Goal of the exercise. Comb through the entries for "minimum" and pull out each line that holds it.

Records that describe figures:
============

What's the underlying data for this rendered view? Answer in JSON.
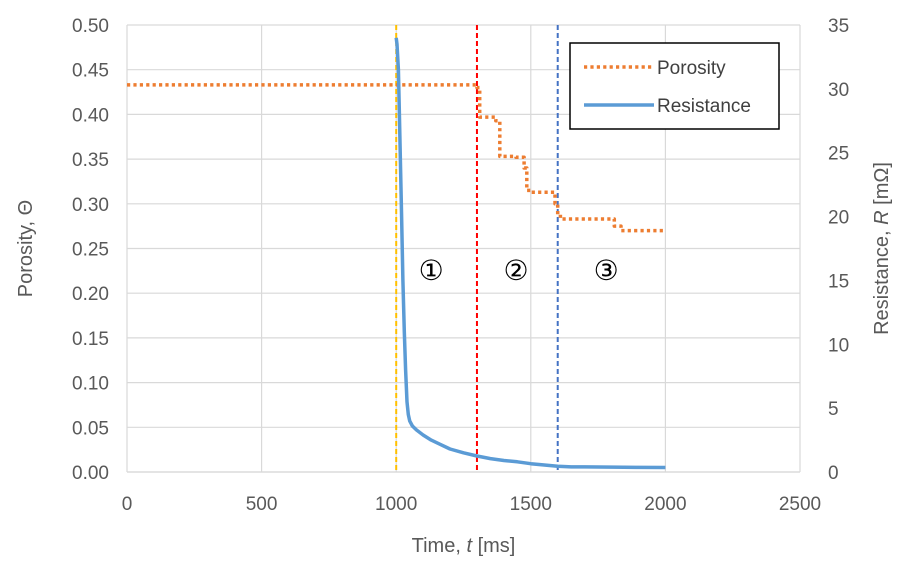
{
  "chart_data": {
    "type": "line",
    "x_axis": {
      "label_prefix": "Time, ",
      "label_symbol": "t",
      "label_unit": " [ms]",
      "range": [
        0,
        2500
      ],
      "ticks": [
        "0",
        "500",
        "1000",
        "1500",
        "2000",
        "2500"
      ]
    },
    "y_left": {
      "label_prefix": "Porosity, ",
      "label_symbol": "Θ",
      "range": [
        0,
        0.5
      ],
      "ticks": [
        "0.00",
        "0.05",
        "0.10",
        "0.15",
        "0.20",
        "0.25",
        "0.30",
        "0.35",
        "0.40",
        "0.45",
        "0.50"
      ]
    },
    "y_right": {
      "label_prefix": "Resistance, ",
      "label_symbol": "R",
      "label_unit": " [mΩ]",
      "range": [
        0,
        35
      ],
      "ticks": [
        "0",
        "5",
        "10",
        "15",
        "20",
        "25",
        "30",
        "35"
      ]
    },
    "grid": true,
    "legend_position": "top-right",
    "series": [
      {
        "name": "Porosity",
        "axis": "left",
        "color": "#ED7D31",
        "style": "dotted",
        "x": [
          0,
          1300,
          1300,
          1310,
          1310,
          1370,
          1370,
          1385,
          1385,
          1445,
          1445,
          1475,
          1475,
          1485,
          1485,
          1500,
          1500,
          1590,
          1590,
          1600,
          1600,
          1610,
          1610,
          1810,
          1810,
          1835,
          1835,
          2000
        ],
        "y": [
          0.433,
          0.433,
          0.43,
          0.43,
          0.397,
          0.397,
          0.393,
          0.393,
          0.353,
          0.353,
          0.352,
          0.352,
          0.34,
          0.34,
          0.315,
          0.315,
          0.313,
          0.313,
          0.3,
          0.3,
          0.288,
          0.288,
          0.283,
          0.283,
          0.275,
          0.275,
          0.27,
          0.27
        ]
      },
      {
        "name": "Resistance",
        "axis": "right",
        "color": "#5B9BD5",
        "style": "solid",
        "x": [
          1000,
          1003,
          1008,
          1012,
          1016,
          1020,
          1025,
          1030,
          1035,
          1040,
          1045,
          1050,
          1060,
          1075,
          1100,
          1130,
          1160,
          1200,
          1250,
          1300,
          1350,
          1400,
          1450,
          1500,
          1550,
          1600,
          1650,
          1700,
          1800,
          1900,
          2000
        ],
        "y": [
          34,
          33.5,
          31.5,
          28,
          24,
          20,
          15,
          11,
          8,
          5.5,
          4.5,
          4,
          3.6,
          3.3,
          2.9,
          2.5,
          2.2,
          1.8,
          1.5,
          1.25,
          1.05,
          0.9,
          0.8,
          0.65,
          0.55,
          0.45,
          0.4,
          0.4,
          0.38,
          0.36,
          0.35
        ]
      }
    ],
    "vertical_markers": [
      {
        "x": 1000,
        "color": "#FFC000"
      },
      {
        "x": 1300,
        "color": "#FF0000"
      },
      {
        "x": 1600,
        "color": "#4472C4"
      }
    ],
    "annotations": [
      {
        "text": "①",
        "x": 1130,
        "y": 0.215
      },
      {
        "text": "②",
        "x": 1445,
        "y": 0.215
      },
      {
        "text": "③",
        "x": 1780,
        "y": 0.215
      }
    ]
  }
}
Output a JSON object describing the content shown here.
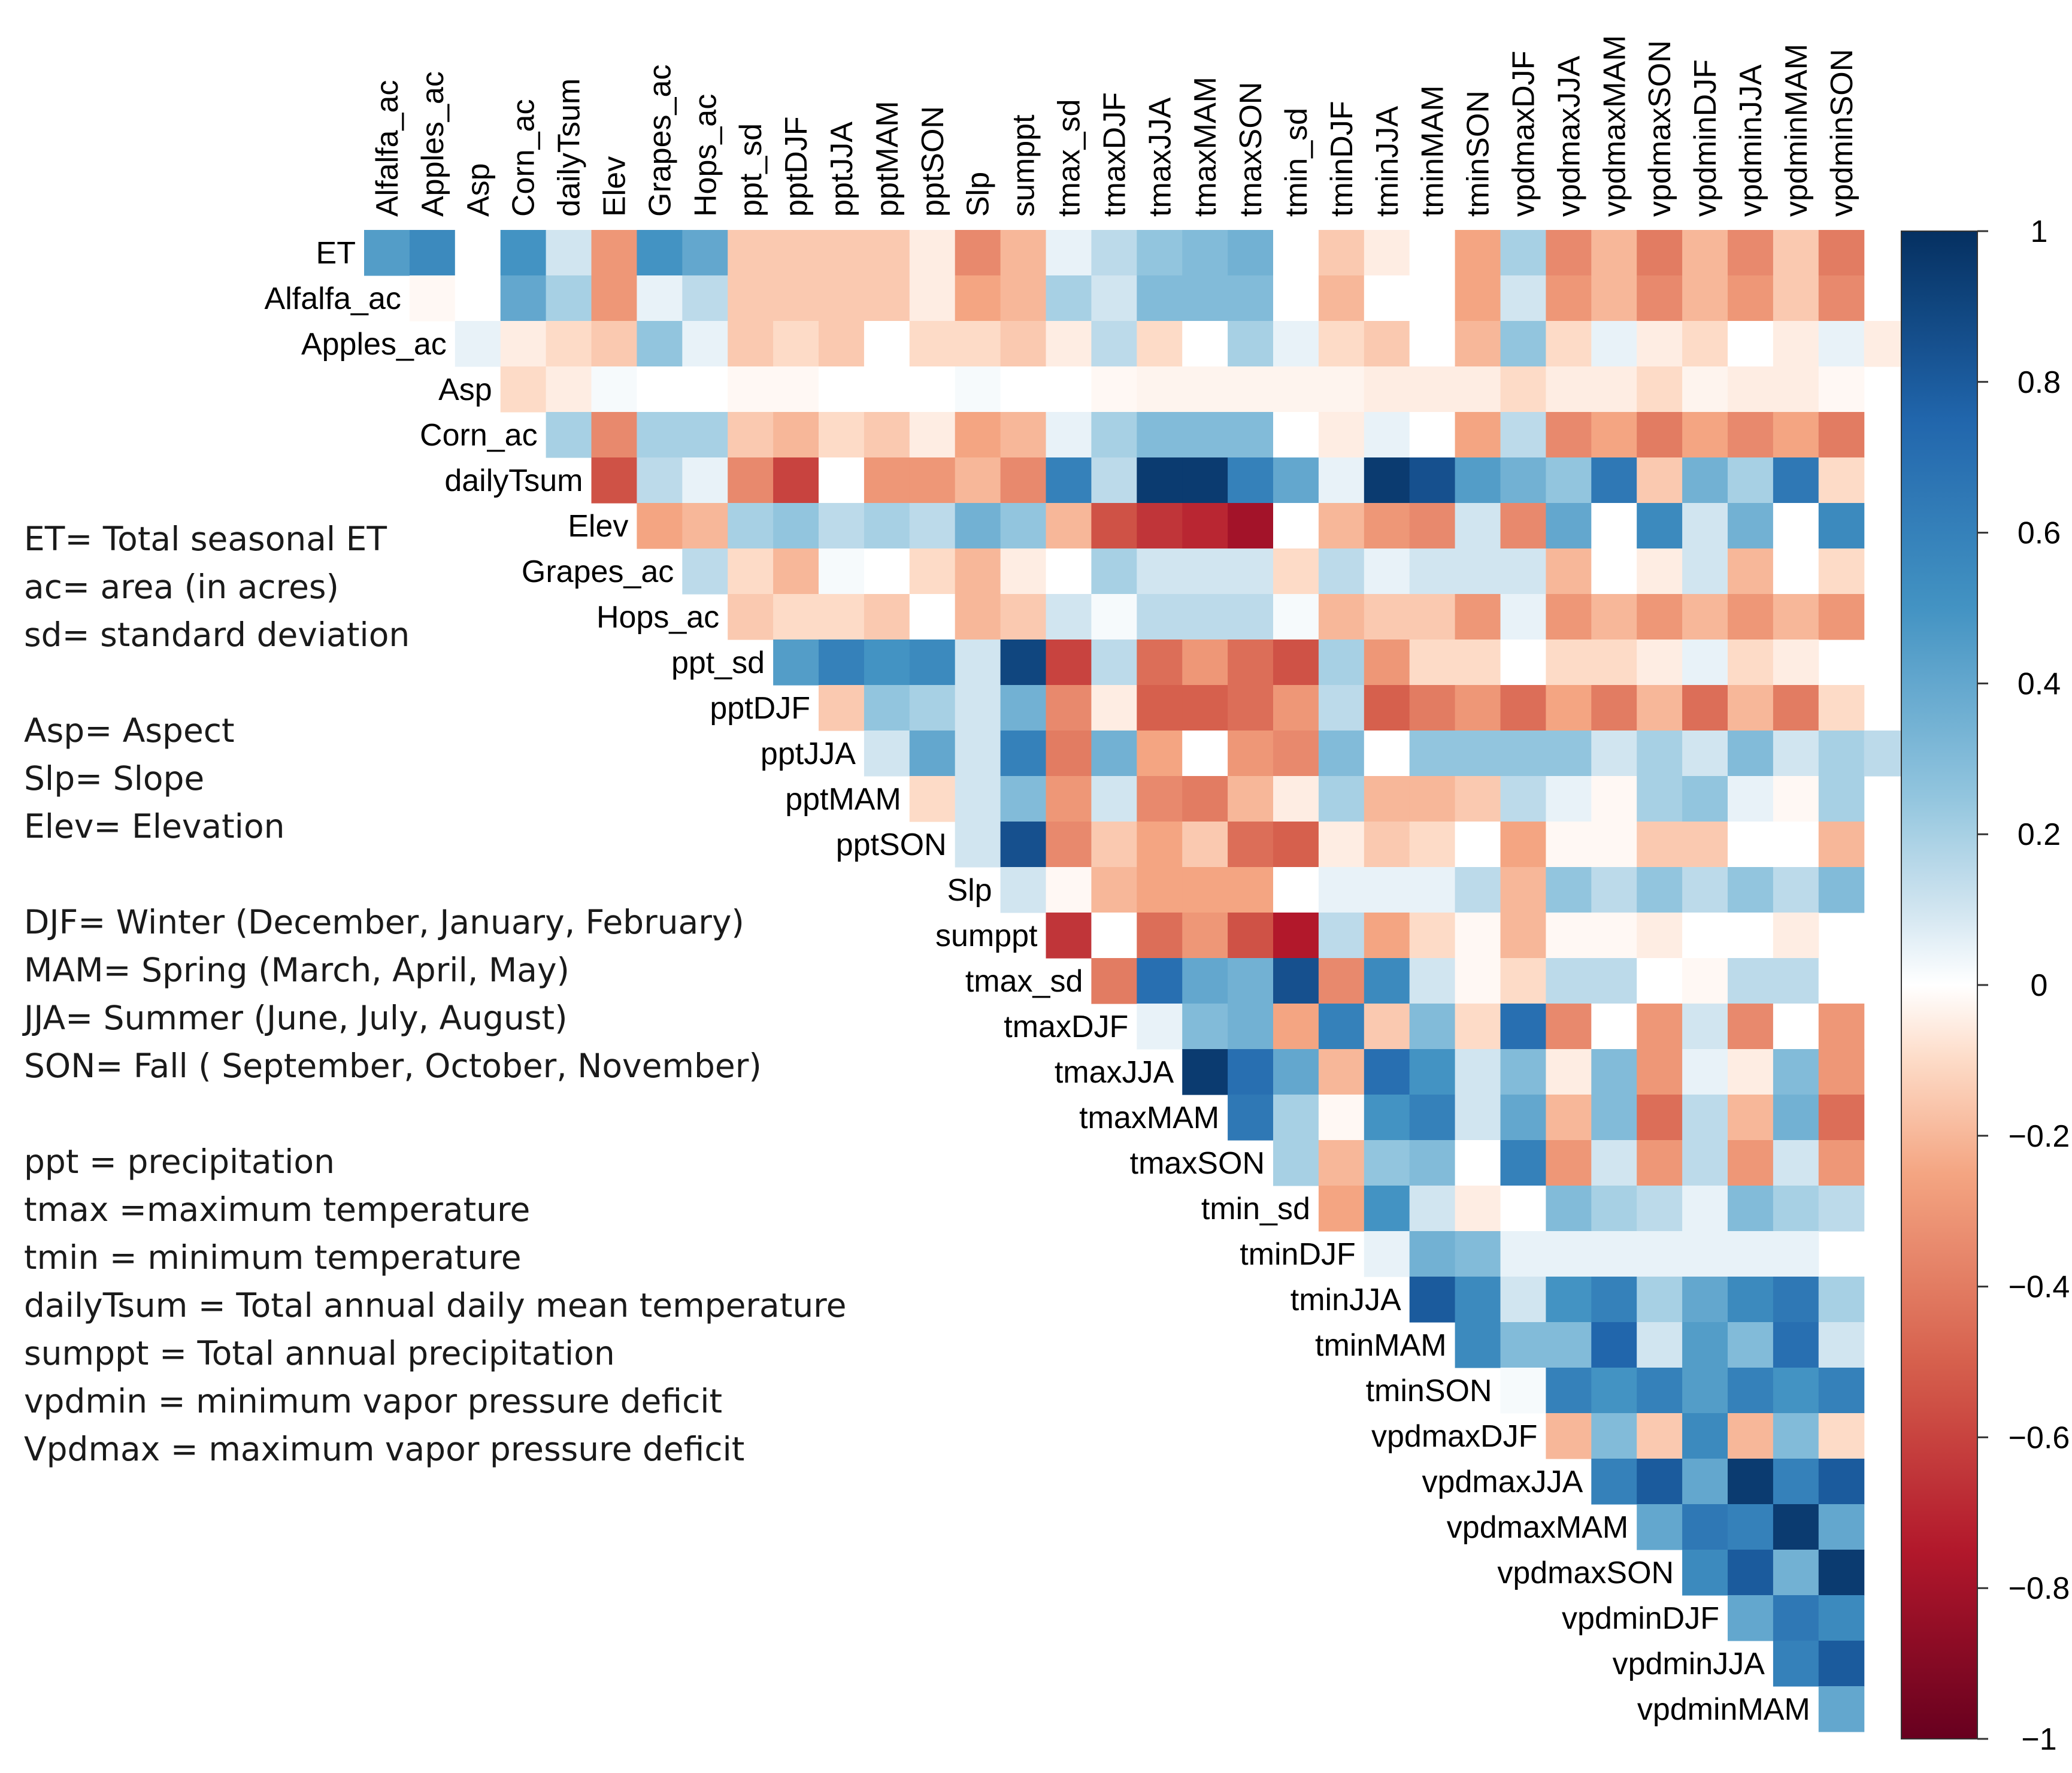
{
  "chart_data": {
    "type": "heatmap",
    "variant": "correlation-matrix-upper-triangle",
    "columns": [
      "Alfalfa_ac",
      "Apples_ac",
      "Asp",
      "Corn_ac",
      "dailyTsum",
      "Elev",
      "Grapes_ac",
      "Hops_ac",
      "ppt_sd",
      "pptDJF",
      "pptJJA",
      "pptMAM",
      "pptSON",
      "Slp",
      "sumppt",
      "tmax_sd",
      "tmaxDJF",
      "tmaxJJA",
      "tmaxMAM",
      "tmaxSON",
      "tmin_sd",
      "tminDJF",
      "tminJJA",
      "tminMAM",
      "tminSON",
      "vpdmaxDJF",
      "vpdmaxJJA",
      "vpdmaxMAM",
      "vpdmaxSON",
      "vpdminDJF",
      "vpdminJJA",
      "vpdminMAM",
      "vpdminSON"
    ],
    "rows": [
      "ET",
      "Alfalfa_ac",
      "Apples_ac",
      "Asp",
      "Corn_ac",
      "dailyTsum",
      "Elev",
      "Grapes_ac",
      "Hops_ac",
      "ppt_sd",
      "pptDJF",
      "pptJJA",
      "pptMAM",
      "pptSON",
      "Slp",
      "sumppt",
      "tmax_sd",
      "tmaxDJF",
      "tmaxJJA",
      "tmaxMAM",
      "tmaxSON",
      "tmin_sd",
      "tminDJF",
      "tminJJA",
      "tminMAM",
      "tminSON",
      "vpdmaxDJF",
      "vpdmaxJJA",
      "vpdmaxMAM",
      "vpdmaxSON",
      "vpdminDJF",
      "vpdminJJA",
      "vpdminMAM"
    ],
    "values": [
      [
        0.45,
        0.55,
        0.0,
        0.5,
        0.1,
        -0.3,
        0.5,
        0.4,
        -0.15,
        -0.15,
        -0.15,
        -0.15,
        -0.05,
        -0.35,
        -0.2,
        0.05,
        0.15,
        0.25,
        0.3,
        0.35,
        0.0,
        -0.15,
        -0.05,
        0.0,
        -0.25,
        0.2,
        -0.35,
        -0.2,
        -0.4,
        -0.2,
        -0.35,
        -0.15,
        -0.4
      ],
      [
        -0.02,
        0.0,
        0.4,
        0.2,
        -0.3,
        0.05,
        0.15,
        -0.15,
        -0.15,
        -0.15,
        -0.15,
        -0.05,
        -0.25,
        -0.2,
        0.2,
        0.1,
        0.3,
        0.3,
        0.3,
        0.0,
        -0.2,
        0.0,
        0.0,
        -0.25,
        0.1,
        -0.3,
        -0.2,
        -0.35,
        -0.2,
        -0.3,
        -0.15,
        -0.35
      ],
      [
        0.05,
        -0.05,
        -0.1,
        -0.15,
        0.25,
        0.05,
        -0.15,
        -0.1,
        -0.15,
        0.0,
        -0.1,
        -0.1,
        -0.15,
        -0.05,
        0.15,
        -0.1,
        0.0,
        0.2,
        0.05,
        -0.1,
        -0.15,
        0.0,
        -0.2,
        0.25,
        -0.1,
        0.05,
        -0.05,
        -0.1,
        0.0,
        -0.05,
        0.05,
        -0.05
      ],
      [
        -0.1,
        -0.05,
        0.02,
        0.0,
        0.0,
        -0.02,
        -0.02,
        0.0,
        0.0,
        0.0,
        0.02,
        0.0,
        0.0,
        -0.02,
        -0.03,
        -0.03,
        -0.03,
        -0.03,
        -0.03,
        -0.05,
        -0.05,
        -0.05,
        -0.1,
        -0.05,
        -0.05,
        -0.1,
        -0.03,
        -0.05,
        -0.05,
        -0.02
      ],
      [
        0.2,
        -0.35,
        0.2,
        0.2,
        -0.15,
        -0.2,
        -0.1,
        -0.15,
        -0.05,
        -0.25,
        -0.2,
        0.05,
        0.2,
        0.3,
        0.3,
        0.3,
        0.0,
        -0.05,
        0.05,
        0.0,
        -0.25,
        0.15,
        -0.35,
        -0.25,
        -0.4,
        -0.25,
        -0.35,
        -0.25,
        -0.4
      ],
      [
        -0.55,
        0.15,
        0.05,
        -0.35,
        -0.6,
        0.0,
        -0.3,
        -0.3,
        -0.2,
        -0.35,
        0.6,
        0.15,
        0.95,
        0.95,
        0.6,
        0.4,
        0.05,
        0.95,
        0.85,
        0.45,
        0.35,
        0.25,
        0.65,
        -0.15,
        0.35,
        0.2,
        0.65,
        -0.1
      ],
      [
        -0.25,
        -0.2,
        0.2,
        0.25,
        0.15,
        0.2,
        0.15,
        0.35,
        0.25,
        -0.2,
        -0.55,
        -0.65,
        -0.7,
        -0.8,
        0.0,
        -0.2,
        -0.3,
        -0.35,
        0.1,
        -0.35,
        0.4,
        0.0,
        0.55,
        0.1,
        0.35,
        0.0,
        0.55
      ],
      [
        0.15,
        -0.1,
        -0.2,
        0.02,
        0.0,
        -0.1,
        -0.2,
        -0.05,
        0.0,
        0.2,
        0.1,
        0.1,
        0.1,
        -0.1,
        0.15,
        0.05,
        0.1,
        0.1,
        0.1,
        -0.2,
        0.0,
        -0.05,
        0.1,
        -0.2,
        0.0,
        -0.1
      ],
      [
        -0.15,
        -0.1,
        -0.1,
        -0.15,
        0.0,
        -0.2,
        -0.15,
        0.1,
        0.02,
        0.15,
        0.15,
        0.15,
        0.02,
        -0.2,
        -0.15,
        -0.15,
        -0.3,
        0.05,
        -0.3,
        -0.2,
        -0.3,
        -0.2,
        -0.3,
        -0.2,
        -0.3
      ],
      [
        0.45,
        0.6,
        0.5,
        0.55,
        0.1,
        0.9,
        -0.6,
        0.15,
        -0.45,
        -0.3,
        -0.45,
        -0.55,
        0.2,
        -0.3,
        -0.1,
        -0.1,
        0.0,
        -0.1,
        -0.1,
        -0.05,
        0.05,
        -0.1,
        -0.05
      ],
      [
        -0.15,
        0.25,
        0.2,
        0.1,
        0.35,
        -0.35,
        -0.05,
        -0.5,
        -0.5,
        -0.45,
        -0.3,
        0.15,
        -0.5,
        -0.4,
        -0.3,
        -0.45,
        -0.25,
        -0.4,
        -0.2,
        -0.45,
        -0.2,
        -0.4,
        -0.1
      ],
      [
        0.1,
        0.4,
        0.1,
        0.6,
        -0.4,
        0.35,
        -0.25,
        0.0,
        -0.3,
        -0.35,
        0.3,
        0.0,
        0.25,
        0.25,
        0.25,
        0.25,
        0.1,
        0.2,
        0.1,
        0.3,
        0.1,
        0.2,
        0.15
      ],
      [
        -0.1,
        0.1,
        0.3,
        -0.3,
        0.1,
        -0.35,
        -0.4,
        -0.2,
        -0.05,
        0.2,
        -0.2,
        -0.2,
        -0.15,
        0.15,
        0.05,
        -0.02,
        0.2,
        0.25,
        0.05,
        -0.02,
        0.2
      ],
      [
        0.1,
        0.85,
        -0.35,
        -0.15,
        -0.25,
        -0.15,
        -0.45,
        -0.5,
        -0.05,
        -0.15,
        -0.1,
        0.0,
        -0.25,
        -0.02,
        -0.02,
        -0.15,
        -0.15,
        0.0,
        0.0,
        -0.2
      ],
      [
        0.1,
        -0.02,
        -0.2,
        -0.25,
        -0.25,
        -0.25,
        0.0,
        0.05,
        0.05,
        0.05,
        0.15,
        -0.2,
        0.25,
        0.15,
        0.25,
        0.15,
        0.25,
        0.15,
        0.3
      ],
      [
        -0.65,
        0.0,
        -0.45,
        -0.3,
        -0.55,
        -0.75,
        0.15,
        -0.25,
        -0.1,
        -0.02,
        -0.2,
        -0.02,
        -0.02,
        -0.05,
        0.0,
        0.0,
        -0.05
      ],
      [
        -0.4,
        0.7,
        0.4,
        0.35,
        0.85,
        -0.35,
        0.55,
        0.1,
        -0.02,
        -0.1,
        0.15,
        0.15,
        0.0,
        -0.02,
        0.15,
        0.15,
        0.0
      ],
      [
        0.05,
        0.3,
        0.35,
        -0.25,
        0.6,
        -0.15,
        0.3,
        -0.1,
        0.7,
        -0.35,
        0.0,
        -0.3,
        0.1,
        -0.35,
        0.0,
        -0.3
      ],
      [
        0.95,
        0.7,
        0.4,
        -0.2,
        0.7,
        0.5,
        0.1,
        0.3,
        -0.05,
        0.3,
        -0.3,
        0.05,
        -0.05,
        0.3,
        -0.3
      ],
      [
        0.65,
        0.2,
        -0.02,
        0.5,
        0.6,
        0.1,
        0.4,
        -0.2,
        0.3,
        -0.45,
        0.15,
        -0.2,
        0.35,
        -0.45
      ],
      [
        0.2,
        -0.2,
        0.25,
        0.3,
        0.0,
        0.6,
        -0.3,
        0.1,
        -0.3,
        0.15,
        -0.3,
        0.1,
        -0.3
      ],
      [
        -0.25,
        0.5,
        0.1,
        -0.05,
        0.0,
        0.3,
        0.2,
        0.15,
        0.05,
        0.3,
        0.2,
        0.15
      ],
      [
        0.05,
        0.35,
        0.3,
        0.05,
        0.05,
        0.05,
        0.05,
        0.05,
        0.05,
        0.05
      ],
      [
        0.8,
        0.55,
        0.1,
        0.5,
        0.6,
        0.2,
        0.4,
        0.55,
        0.65,
        0.2
      ],
      [
        0.55,
        0.3,
        0.3,
        0.75,
        0.1,
        0.45,
        0.3,
        0.7,
        0.1
      ],
      [
        0.02,
        0.6,
        0.5,
        0.6,
        0.45,
        0.6,
        0.5,
        0.6
      ],
      [
        -0.2,
        0.3,
        -0.15,
        0.55,
        -0.2,
        0.3,
        -0.1
      ],
      [
        0.6,
        0.8,
        0.4,
        0.95,
        0.6,
        0.8
      ],
      [
        0.4,
        0.65,
        0.6,
        0.95,
        0.4
      ],
      [
        0.55,
        0.8,
        0.35,
        0.95
      ],
      [
        0.4,
        0.65,
        0.55
      ],
      [
        0.6,
        0.8
      ],
      [
        0.4
      ]
    ],
    "colorbar": {
      "range": [
        -1,
        1
      ],
      "ticks": [
        1,
        0.8,
        0.6,
        0.4,
        0.2,
        0,
        -0.2,
        -0.4,
        -0.6,
        -0.8,
        -1
      ],
      "tick_labels": [
        "1",
        "0.8",
        "0.6",
        "0.4",
        "0.2",
        "0",
        "−0.2",
        "−0.4",
        "−0.6",
        "−0.8",
        "−1"
      ],
      "high_color": "#053061",
      "mid_color": "#ffffff",
      "low_color": "#67001f"
    },
    "title": "",
    "xlabel": "",
    "ylabel": ""
  },
  "legend_text": {
    "group1": [
      "ET= Total seasonal ET",
      "ac= area (in acres)",
      "sd= standard deviation"
    ],
    "group2": [
      "Asp= Aspect",
      "Slp= Slope",
      "Elev= Elevation"
    ],
    "group3": [
      "DJF= Winter (December, January, February)",
      "MAM= Spring (March, April, May)",
      "JJA= Summer (June, July, August)",
      "SON= Fall ( September, October, November)"
    ],
    "group4": [
      "ppt = precipitation",
      "tmax =maximum temperature",
      "tmin = minimum temperature",
      "dailyTsum = Total annual daily mean temperature",
      "sumppt = Total annual precipitation",
      "vpdmin = minimum vapor pressure deficit",
      "Vpdmax = maximum vapor pressure deficit"
    ]
  }
}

============

Answer to this task.
      "tmin = minimum temperature",
      "vpdmin = minimum vapor pressure deficit",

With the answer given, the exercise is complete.